### [Page]
□ □ □ □ □

Wednesday, March 21, 2007

Morning Coffee 49

  • The eBay Architecture SD Forum presentation that spawned the whole Transactionless meme is available here. As I reported yesterday, it doesn't call for going completely transactionless as Martin suggested. It calls for going without distributed transactions, which I agree with 100%.
  • More interesting than the transactional aspects, I found the data tier functional segmentation information facinating. Too bad those guys aren't using our platform, SSB was expressly designed for exactly this sort of segmentation. I also liked that step 1 for "massively scaling J2EE" is to "throw out most of J2EE".
  • After going mostly dark since last august, the manager of my old team John deVadoss has been blogging up a storm since the beginning of March. So has my old boss Mike Platt. I wonder what happened at the begining of March? Here's hoping this blogging fever spreads on my old team.
  • Joe McKendrick: "The bottom line is that ROI on SOA is an enterprise challenge, not an IT challenge." Truer words are rarely spoken.
  • The rumor mill on the Black Xbox 360 "Elite" are coming fast and furious. I don't care about the HDMI port (my HDTV is five years old and doesn't have one) but I would like a bigger hard drive...
Posted By Harry Pierson at 10:25 AM Pacific Standard Time

Monday, March 19, 2007

VSTDB, Where Have You Been All My Life?

Honestly, this post started off as a rant entitled "Is it Me, or is DB Development a Pain in the Ass?" about the sorry state of database development tools in Visual Studio. But in searching around on MSDN for information about the built-in "Database Project" type (which could more accurately be called "just a bunch of SQL scripts"), I stumbled across information about the Database Professionals edition of Visual Studio Team System. That's right, I had forgotten that we shipped this late last year.

□ □ □ □ □

### [Extracted information]
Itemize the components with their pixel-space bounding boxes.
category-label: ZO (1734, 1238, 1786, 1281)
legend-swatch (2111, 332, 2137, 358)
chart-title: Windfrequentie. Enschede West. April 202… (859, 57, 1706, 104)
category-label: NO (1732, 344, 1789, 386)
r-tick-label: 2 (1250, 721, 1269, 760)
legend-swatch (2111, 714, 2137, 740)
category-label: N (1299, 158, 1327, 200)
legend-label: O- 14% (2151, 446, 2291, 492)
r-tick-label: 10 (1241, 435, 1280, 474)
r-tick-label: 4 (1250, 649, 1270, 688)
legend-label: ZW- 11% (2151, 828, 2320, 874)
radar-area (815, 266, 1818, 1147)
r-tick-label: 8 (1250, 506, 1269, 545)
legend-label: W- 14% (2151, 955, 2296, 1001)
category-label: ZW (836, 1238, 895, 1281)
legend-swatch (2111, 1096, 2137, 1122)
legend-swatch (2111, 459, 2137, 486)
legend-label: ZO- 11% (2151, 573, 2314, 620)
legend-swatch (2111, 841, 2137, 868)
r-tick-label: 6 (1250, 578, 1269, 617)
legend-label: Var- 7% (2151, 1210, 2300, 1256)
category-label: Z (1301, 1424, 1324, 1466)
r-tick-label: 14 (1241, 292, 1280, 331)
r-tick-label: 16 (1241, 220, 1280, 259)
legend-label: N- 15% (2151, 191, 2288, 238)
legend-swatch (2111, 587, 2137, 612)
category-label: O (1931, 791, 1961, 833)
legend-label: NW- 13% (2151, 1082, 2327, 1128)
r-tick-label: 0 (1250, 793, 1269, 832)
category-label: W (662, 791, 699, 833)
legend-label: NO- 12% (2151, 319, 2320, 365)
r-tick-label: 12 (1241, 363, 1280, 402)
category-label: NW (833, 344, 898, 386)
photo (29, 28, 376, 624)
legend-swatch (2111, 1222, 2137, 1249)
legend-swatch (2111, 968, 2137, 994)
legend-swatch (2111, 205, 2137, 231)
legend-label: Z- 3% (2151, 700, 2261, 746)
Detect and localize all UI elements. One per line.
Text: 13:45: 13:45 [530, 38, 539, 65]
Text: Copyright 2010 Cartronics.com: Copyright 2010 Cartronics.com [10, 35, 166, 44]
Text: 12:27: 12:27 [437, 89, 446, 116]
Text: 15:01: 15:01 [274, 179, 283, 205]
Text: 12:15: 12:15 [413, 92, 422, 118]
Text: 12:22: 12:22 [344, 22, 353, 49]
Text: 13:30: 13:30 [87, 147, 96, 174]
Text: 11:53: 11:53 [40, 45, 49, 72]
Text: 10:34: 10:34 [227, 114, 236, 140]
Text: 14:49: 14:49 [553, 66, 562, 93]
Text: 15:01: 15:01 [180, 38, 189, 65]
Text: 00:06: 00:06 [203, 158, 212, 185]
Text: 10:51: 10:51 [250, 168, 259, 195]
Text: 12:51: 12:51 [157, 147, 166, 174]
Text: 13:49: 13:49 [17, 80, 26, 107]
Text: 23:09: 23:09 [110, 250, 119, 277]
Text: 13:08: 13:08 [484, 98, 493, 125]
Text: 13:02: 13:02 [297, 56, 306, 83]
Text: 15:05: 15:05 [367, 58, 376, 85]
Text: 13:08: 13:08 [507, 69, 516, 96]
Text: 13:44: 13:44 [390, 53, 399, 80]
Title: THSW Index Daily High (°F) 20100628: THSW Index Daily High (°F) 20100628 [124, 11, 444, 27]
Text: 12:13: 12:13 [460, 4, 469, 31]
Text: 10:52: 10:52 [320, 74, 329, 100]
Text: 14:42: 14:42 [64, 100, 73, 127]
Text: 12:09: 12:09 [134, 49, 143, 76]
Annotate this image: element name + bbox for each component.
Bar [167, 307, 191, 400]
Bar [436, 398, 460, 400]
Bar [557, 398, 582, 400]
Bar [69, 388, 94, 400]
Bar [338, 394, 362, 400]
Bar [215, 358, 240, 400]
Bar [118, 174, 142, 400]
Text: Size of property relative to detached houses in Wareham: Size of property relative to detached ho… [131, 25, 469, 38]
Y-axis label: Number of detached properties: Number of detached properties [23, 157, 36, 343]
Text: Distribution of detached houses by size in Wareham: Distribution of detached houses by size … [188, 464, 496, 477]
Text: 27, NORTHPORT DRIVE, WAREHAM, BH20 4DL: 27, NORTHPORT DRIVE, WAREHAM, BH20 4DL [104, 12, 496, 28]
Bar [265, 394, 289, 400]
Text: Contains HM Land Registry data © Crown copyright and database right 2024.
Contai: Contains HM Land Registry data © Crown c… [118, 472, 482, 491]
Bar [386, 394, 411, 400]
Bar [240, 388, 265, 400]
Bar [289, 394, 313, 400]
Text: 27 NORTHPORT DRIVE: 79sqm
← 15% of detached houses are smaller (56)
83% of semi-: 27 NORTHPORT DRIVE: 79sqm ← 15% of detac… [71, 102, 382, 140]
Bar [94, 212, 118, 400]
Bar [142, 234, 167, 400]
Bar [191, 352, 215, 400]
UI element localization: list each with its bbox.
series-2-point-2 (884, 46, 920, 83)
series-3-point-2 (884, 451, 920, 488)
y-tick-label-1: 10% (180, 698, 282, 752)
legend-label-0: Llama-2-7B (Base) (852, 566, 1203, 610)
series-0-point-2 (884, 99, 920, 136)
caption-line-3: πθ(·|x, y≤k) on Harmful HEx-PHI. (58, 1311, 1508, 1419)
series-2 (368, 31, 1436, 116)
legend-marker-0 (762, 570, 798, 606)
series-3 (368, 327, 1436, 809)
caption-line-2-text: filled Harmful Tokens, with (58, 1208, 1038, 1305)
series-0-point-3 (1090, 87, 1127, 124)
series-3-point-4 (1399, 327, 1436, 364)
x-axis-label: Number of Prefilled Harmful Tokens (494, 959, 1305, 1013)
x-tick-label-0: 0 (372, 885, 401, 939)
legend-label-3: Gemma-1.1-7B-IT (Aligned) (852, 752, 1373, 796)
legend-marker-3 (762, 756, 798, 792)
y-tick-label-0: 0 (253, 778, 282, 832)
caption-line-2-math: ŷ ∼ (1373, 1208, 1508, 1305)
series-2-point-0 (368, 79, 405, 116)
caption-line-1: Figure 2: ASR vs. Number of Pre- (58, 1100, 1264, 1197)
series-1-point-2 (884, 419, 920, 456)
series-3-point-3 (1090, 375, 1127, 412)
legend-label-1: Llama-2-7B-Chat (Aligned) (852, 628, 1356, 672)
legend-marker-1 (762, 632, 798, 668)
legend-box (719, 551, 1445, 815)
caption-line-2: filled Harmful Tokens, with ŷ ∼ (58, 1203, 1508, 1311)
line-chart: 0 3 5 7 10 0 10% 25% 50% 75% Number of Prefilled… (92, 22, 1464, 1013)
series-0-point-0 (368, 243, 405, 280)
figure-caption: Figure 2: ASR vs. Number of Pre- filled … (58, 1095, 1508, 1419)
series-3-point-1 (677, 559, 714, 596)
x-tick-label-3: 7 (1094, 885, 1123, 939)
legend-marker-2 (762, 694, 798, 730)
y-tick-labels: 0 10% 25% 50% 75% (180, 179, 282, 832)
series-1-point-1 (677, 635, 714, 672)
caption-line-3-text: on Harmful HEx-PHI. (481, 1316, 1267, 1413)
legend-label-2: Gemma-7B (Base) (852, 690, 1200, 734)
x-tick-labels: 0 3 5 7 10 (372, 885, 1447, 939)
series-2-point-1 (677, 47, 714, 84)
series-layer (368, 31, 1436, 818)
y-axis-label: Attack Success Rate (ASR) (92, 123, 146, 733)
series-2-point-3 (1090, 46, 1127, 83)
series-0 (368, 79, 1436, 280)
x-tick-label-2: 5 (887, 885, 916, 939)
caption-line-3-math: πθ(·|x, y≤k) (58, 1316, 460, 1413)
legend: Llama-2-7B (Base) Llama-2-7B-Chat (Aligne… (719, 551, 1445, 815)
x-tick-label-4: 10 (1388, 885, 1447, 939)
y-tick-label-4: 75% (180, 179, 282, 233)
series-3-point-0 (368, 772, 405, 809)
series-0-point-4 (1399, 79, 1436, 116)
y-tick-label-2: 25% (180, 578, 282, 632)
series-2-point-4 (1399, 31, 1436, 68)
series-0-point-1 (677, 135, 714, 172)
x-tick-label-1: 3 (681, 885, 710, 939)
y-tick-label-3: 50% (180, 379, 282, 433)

□ □ □ □ □

### [Goals]
1. Extract the full blog text above and reproduce it word for word.
2. Please copy the records from their first line up to and including the line with "category-label: Z (1301, 1424, 1324, 1466)", reproducing only those lines exactly.

### [Task results]
1.
Wednesday, March 21, 2007

Morning Coffee 49

  • The eBay Architecture SD Forum presentation that spawned the whole Transactionless meme is available here. As I reported yesterday, it doesn't call for going completely transactionless as Martin suggested. It calls for going without distributed transactions, which I agree with 100%.
  • More interesting than the transactional aspects, I found the data tier functional segmentation information facinating. Too bad those guys aren't using our platform, SSB was expressly designed for exactly this sort of segmentation. I also liked that step 1 for "massively scaling J2EE" is to "throw out most of J2EE".
  • After going mostly dark since last august, the manager of my old team John deVadoss has been blogging up a storm since the beginning of March. So has my old boss Mike Platt. I wonder what happened at the begining of March? Here's hoping this blogging fever spreads on my old team.
  • Joe McKendrick: "The bottom line is that ROI on SOA is an enterprise challenge, not an IT challenge." Truer words are rarely spoken.
  • The rumor mill on the Black Xbox 360 "Elite" are coming fast and furious. I don't care about the HDMI port (my HDTV is five years old and doesn't have one) but I would like a bigger hard drive...
Posted By Harry Pierson at 10:25 AM Pacific Standard Time

Monday, March 19, 2007

VSTDB, Where Have You Been All My Life?

Honestly, this post started off as a rant entitled "Is it Me, or is DB Development a Pain in the Ass?" about the sorry state of database development tools in Visual Studio. But in searching around on MSDN for information about the built-in "Database Project" type (which could more accurately be called "just a bunch of SQL scripts"), I stumbled across information about the Database Professionals edition of Visual Studio Team System. That's right, I had forgotten that we shipped this late last year.

2.
Itemize the components with their pixel-space bounding boxes.
category-label: ZO (1734, 1238, 1786, 1281)
legend-swatch (2111, 332, 2137, 358)
chart-title: Windfrequentie. Enschede West. April 202… (859, 57, 1706, 104)
category-label: NO (1732, 344, 1789, 386)
r-tick-label: 2 (1250, 721, 1269, 760)
legend-swatch (2111, 714, 2137, 740)
category-label: N (1299, 158, 1327, 200)
legend-label: O- 14% (2151, 446, 2291, 492)
r-tick-label: 10 (1241, 435, 1280, 474)
r-tick-label: 4 (1250, 649, 1270, 688)
legend-label: ZW- 11% (2151, 828, 2320, 874)
radar-area (815, 266, 1818, 1147)
r-tick-label: 8 (1250, 506, 1269, 545)
legend-label: W- 14% (2151, 955, 2296, 1001)
category-label: ZW (836, 1238, 895, 1281)
legend-swatch (2111, 1096, 2137, 1122)
legend-swatch (2111, 459, 2137, 486)
legend-label: ZO- 11% (2151, 573, 2314, 620)
legend-swatch (2111, 841, 2137, 868)
r-tick-label: 6 (1250, 578, 1269, 617)
legend-label: Var- 7% (2151, 1210, 2300, 1256)
category-label: Z (1301, 1424, 1324, 1466)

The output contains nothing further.